## Your goal
Copy every line of the records below character for character, changing nothing.

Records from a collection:
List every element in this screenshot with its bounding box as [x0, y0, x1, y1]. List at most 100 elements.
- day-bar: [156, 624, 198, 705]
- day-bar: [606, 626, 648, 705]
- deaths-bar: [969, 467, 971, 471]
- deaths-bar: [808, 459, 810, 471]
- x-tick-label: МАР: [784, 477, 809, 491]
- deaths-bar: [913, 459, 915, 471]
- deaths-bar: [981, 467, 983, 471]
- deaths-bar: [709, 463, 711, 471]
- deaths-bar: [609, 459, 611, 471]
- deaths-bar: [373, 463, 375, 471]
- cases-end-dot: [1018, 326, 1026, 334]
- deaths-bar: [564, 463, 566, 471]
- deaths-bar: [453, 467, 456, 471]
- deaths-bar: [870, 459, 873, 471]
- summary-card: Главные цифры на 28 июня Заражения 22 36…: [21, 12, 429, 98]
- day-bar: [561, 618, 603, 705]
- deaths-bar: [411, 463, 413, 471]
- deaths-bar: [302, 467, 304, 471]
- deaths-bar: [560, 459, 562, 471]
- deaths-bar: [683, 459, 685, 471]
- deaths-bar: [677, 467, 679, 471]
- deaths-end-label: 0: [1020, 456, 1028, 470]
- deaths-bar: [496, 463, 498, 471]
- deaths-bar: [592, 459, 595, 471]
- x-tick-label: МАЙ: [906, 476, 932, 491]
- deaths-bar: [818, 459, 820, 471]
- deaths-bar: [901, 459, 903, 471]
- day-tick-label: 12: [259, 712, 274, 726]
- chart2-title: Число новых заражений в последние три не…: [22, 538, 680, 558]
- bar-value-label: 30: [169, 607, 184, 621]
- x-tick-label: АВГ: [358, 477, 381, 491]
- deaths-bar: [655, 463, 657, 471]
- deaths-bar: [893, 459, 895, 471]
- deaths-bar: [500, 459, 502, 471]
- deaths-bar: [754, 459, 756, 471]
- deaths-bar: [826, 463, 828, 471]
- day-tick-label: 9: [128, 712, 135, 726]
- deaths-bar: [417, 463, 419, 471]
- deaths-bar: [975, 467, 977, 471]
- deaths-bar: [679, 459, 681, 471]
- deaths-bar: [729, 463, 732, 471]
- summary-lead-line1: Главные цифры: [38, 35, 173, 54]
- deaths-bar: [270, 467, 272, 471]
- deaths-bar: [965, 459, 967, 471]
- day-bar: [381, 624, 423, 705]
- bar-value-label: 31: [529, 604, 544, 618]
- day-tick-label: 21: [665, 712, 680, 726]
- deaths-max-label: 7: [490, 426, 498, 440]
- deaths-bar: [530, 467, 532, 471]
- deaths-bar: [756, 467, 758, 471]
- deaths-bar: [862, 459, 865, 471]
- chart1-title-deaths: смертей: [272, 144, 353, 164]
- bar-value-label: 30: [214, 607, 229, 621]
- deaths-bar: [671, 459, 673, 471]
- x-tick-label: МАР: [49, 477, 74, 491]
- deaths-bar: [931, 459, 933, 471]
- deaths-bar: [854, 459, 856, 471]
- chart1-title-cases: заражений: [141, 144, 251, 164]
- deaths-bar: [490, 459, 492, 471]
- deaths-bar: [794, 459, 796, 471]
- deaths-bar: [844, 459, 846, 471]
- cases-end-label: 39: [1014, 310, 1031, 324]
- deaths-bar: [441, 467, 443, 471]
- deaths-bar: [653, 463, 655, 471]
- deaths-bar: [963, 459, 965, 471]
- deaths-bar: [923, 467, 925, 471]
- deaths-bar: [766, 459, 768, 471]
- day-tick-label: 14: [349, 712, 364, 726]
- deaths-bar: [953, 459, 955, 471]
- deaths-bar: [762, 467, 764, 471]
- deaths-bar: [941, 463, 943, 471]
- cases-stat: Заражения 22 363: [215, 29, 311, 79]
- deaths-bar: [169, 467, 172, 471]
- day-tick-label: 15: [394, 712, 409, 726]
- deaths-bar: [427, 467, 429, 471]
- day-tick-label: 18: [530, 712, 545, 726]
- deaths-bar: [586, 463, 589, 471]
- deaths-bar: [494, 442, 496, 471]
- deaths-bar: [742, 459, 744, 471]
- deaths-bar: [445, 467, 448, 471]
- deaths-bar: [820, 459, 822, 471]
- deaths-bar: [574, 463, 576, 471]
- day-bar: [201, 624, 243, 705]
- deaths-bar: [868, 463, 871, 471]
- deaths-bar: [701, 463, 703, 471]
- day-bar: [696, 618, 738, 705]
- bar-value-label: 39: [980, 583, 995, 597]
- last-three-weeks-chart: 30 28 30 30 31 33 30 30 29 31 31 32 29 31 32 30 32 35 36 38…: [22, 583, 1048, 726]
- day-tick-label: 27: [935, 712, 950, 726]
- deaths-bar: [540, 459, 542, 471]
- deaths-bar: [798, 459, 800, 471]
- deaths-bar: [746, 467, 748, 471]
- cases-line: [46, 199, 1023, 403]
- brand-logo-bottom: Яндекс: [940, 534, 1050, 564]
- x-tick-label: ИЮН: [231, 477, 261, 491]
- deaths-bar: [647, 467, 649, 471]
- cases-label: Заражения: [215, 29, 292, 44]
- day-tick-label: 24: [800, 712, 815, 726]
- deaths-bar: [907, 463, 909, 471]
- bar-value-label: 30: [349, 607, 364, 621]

## Answer to this task
List every element in this screenshot with its bounding box as [x0, y0, x1, y1]. List at most 100 elements.
- day-bar: [156, 624, 198, 705]
- day-bar: [606, 626, 648, 705]
- deaths-bar: [969, 467, 971, 471]
- deaths-bar: [808, 459, 810, 471]
- x-tick-label: МАР: [784, 477, 809, 491]
- deaths-bar: [913, 459, 915, 471]
- deaths-bar: [981, 467, 983, 471]
- deaths-bar: [709, 463, 711, 471]
- deaths-bar: [609, 459, 611, 471]
- deaths-bar: [373, 463, 375, 471]
- cases-end-dot: [1018, 326, 1026, 334]
- deaths-bar: [564, 463, 566, 471]
- deaths-bar: [453, 467, 456, 471]
- deaths-bar: [870, 459, 873, 471]
- summary-card: Главные цифры на 28 июня Заражения 22 36…: [21, 12, 429, 98]
- day-bar: [561, 618, 603, 705]
- deaths-bar: [411, 463, 413, 471]
- deaths-bar: [302, 467, 304, 471]
- deaths-bar: [560, 459, 562, 471]
- deaths-bar: [683, 459, 685, 471]
- deaths-bar: [677, 467, 679, 471]
- deaths-end-label: 0: [1020, 456, 1028, 470]
- deaths-bar: [496, 463, 498, 471]
- deaths-bar: [592, 459, 595, 471]
- x-tick-label: МАЙ: [906, 476, 932, 491]
- deaths-bar: [818, 459, 820, 471]
- deaths-bar: [901, 459, 903, 471]
- day-tick-label: 12: [259, 712, 274, 726]
- chart2-title: Число новых заражений в последние три не…: [22, 538, 680, 558]
- bar-value-label: 30: [169, 607, 184, 621]
- x-tick-label: АВГ: [358, 477, 381, 491]
- deaths-bar: [655, 463, 657, 471]
- deaths-bar: [893, 459, 895, 471]
- deaths-bar: [500, 459, 502, 471]
- deaths-bar: [754, 459, 756, 471]
- deaths-bar: [826, 463, 828, 471]
- day-tick-label: 9: [128, 712, 135, 726]
- deaths-bar: [417, 463, 419, 471]
- deaths-bar: [975, 467, 977, 471]
- deaths-bar: [679, 459, 681, 471]
- deaths-bar: [729, 463, 732, 471]
- summary-lead-line1: Главные цифры: [38, 35, 173, 54]
- deaths-bar: [270, 467, 272, 471]
- deaths-bar: [965, 459, 967, 471]
- day-bar: [381, 624, 423, 705]
- bar-value-label: 31: [529, 604, 544, 618]
- day-tick-label: 21: [665, 712, 680, 726]
- deaths-max-label: 7: [490, 426, 498, 440]
- deaths-bar: [530, 467, 532, 471]
- deaths-bar: [756, 467, 758, 471]
- deaths-bar: [862, 459, 865, 471]
- chart1-title-deaths: смертей: [272, 144, 353, 164]
- bar-value-label: 30: [214, 607, 229, 621]
- deaths-bar: [671, 459, 673, 471]
- x-tick-label: МАР: [49, 477, 74, 491]
- deaths-bar: [931, 459, 933, 471]
- deaths-bar: [854, 459, 856, 471]
- chart1-title-cases: заражений: [141, 144, 251, 164]
- deaths-bar: [490, 459, 492, 471]
- deaths-bar: [794, 459, 796, 471]
- deaths-bar: [844, 459, 846, 471]
- cases-end-label: 39: [1014, 310, 1031, 324]
- deaths-bar: [441, 467, 443, 471]
- deaths-bar: [653, 463, 655, 471]
- deaths-bar: [963, 459, 965, 471]
- deaths-bar: [923, 467, 925, 471]
- deaths-bar: [766, 459, 768, 471]
- day-tick-label: 14: [349, 712, 364, 726]
- deaths-bar: [953, 459, 955, 471]
- deaths-bar: [762, 467, 764, 471]
- deaths-bar: [941, 463, 943, 471]
- cases-stat: Заражения 22 363: [215, 29, 311, 79]
- deaths-bar: [169, 467, 172, 471]
- day-tick-label: 15: [394, 712, 409, 726]
- deaths-bar: [427, 467, 429, 471]
- day-tick-label: 18: [530, 712, 545, 726]
- deaths-bar: [586, 463, 589, 471]
- deaths-bar: [494, 442, 496, 471]
- deaths-bar: [742, 459, 744, 471]
- deaths-bar: [445, 467, 448, 471]
- deaths-bar: [820, 459, 822, 471]
- deaths-bar: [574, 463, 576, 471]
- day-bar: [201, 624, 243, 705]
- deaths-bar: [868, 463, 871, 471]
- deaths-bar: [701, 463, 703, 471]
- day-bar: [696, 618, 738, 705]
- bar-value-label: 39: [980, 583, 995, 597]
- last-three-weeks-chart: 30 28 30 30 31 33 30 30 29 31 31 32 29 31 32 30 32 35 36 38…: [22, 583, 1048, 726]
- day-tick-label: 27: [935, 712, 950, 726]
- deaths-bar: [540, 459, 542, 471]
- deaths-bar: [798, 459, 800, 471]
- deaths-bar: [746, 467, 748, 471]
- cases-line: [46, 199, 1023, 403]
- brand-logo-bottom: Яндекс: [940, 534, 1050, 564]
- x-tick-label: ИЮН: [231, 477, 261, 491]
- deaths-bar: [647, 467, 649, 471]
- cases-label: Заражения: [215, 29, 292, 44]
- day-tick-label: 24: [800, 712, 815, 726]
- deaths-bar: [907, 463, 909, 471]
- bar-value-label: 30: [349, 607, 364, 621]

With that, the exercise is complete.